- Written task -
Find and copy every line in the records that includes the string "皱边角堇".

- Records for processing -
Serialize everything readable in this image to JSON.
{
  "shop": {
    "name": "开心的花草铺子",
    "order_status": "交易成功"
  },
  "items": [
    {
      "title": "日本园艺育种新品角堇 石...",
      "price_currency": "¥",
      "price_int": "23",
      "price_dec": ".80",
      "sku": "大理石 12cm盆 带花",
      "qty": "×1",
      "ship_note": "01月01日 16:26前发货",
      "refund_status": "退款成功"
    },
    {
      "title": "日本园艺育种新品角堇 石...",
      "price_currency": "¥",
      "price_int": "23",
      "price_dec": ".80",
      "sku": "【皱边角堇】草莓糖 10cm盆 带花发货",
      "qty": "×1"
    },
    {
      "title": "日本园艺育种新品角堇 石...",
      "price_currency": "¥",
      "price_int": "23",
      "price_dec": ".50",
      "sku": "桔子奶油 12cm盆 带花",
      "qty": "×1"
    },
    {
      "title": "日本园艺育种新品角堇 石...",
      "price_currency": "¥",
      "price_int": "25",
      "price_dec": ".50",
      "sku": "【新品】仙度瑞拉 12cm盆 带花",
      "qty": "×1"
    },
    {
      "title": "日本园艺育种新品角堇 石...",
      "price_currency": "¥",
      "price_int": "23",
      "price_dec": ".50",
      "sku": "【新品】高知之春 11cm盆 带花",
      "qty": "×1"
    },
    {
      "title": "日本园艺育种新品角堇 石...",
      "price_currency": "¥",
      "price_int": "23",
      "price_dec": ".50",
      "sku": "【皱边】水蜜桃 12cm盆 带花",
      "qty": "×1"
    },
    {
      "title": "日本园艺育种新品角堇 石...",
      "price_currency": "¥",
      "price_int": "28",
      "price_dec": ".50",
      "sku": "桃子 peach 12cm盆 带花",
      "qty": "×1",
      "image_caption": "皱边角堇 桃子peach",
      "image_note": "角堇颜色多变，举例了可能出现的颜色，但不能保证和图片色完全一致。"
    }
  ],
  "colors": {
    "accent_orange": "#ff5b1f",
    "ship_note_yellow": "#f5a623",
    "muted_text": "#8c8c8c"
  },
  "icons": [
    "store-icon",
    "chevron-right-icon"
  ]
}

- Completed task -
      "sku": "【皱边角堇】草莓糖 10cm盆 带花发货",
      "image_caption": "皱边角堇 桃子peach",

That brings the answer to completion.